**Work to be completed**: Look through the lines and report how many include the word "clients", giving nothing but the number.
══════
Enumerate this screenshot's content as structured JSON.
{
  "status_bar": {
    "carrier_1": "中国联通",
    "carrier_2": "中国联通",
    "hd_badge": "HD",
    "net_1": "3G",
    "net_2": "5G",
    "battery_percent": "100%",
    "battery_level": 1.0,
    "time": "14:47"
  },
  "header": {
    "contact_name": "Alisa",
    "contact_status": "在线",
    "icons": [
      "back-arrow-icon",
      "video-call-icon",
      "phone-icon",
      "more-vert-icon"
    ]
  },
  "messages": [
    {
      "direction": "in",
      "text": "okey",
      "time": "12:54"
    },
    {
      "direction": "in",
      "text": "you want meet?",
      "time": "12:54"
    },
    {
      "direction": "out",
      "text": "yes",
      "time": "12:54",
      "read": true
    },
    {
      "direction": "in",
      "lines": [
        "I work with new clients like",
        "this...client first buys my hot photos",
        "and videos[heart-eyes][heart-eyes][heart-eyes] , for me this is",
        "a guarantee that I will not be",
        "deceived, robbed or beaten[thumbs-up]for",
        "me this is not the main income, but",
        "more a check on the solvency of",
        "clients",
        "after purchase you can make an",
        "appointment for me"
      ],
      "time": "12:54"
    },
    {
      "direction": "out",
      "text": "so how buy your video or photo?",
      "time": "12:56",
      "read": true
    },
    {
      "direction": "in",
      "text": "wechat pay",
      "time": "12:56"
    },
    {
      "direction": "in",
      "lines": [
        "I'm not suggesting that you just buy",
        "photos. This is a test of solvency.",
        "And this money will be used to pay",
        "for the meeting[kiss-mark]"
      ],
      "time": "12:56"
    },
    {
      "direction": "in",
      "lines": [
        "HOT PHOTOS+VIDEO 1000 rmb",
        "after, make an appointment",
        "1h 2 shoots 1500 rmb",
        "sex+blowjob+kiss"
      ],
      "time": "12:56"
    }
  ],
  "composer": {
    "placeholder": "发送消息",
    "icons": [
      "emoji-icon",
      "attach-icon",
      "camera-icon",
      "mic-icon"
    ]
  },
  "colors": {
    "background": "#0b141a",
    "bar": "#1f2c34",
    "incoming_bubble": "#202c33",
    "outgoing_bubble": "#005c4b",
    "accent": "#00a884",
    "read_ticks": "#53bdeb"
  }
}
══════
**The reply**: 2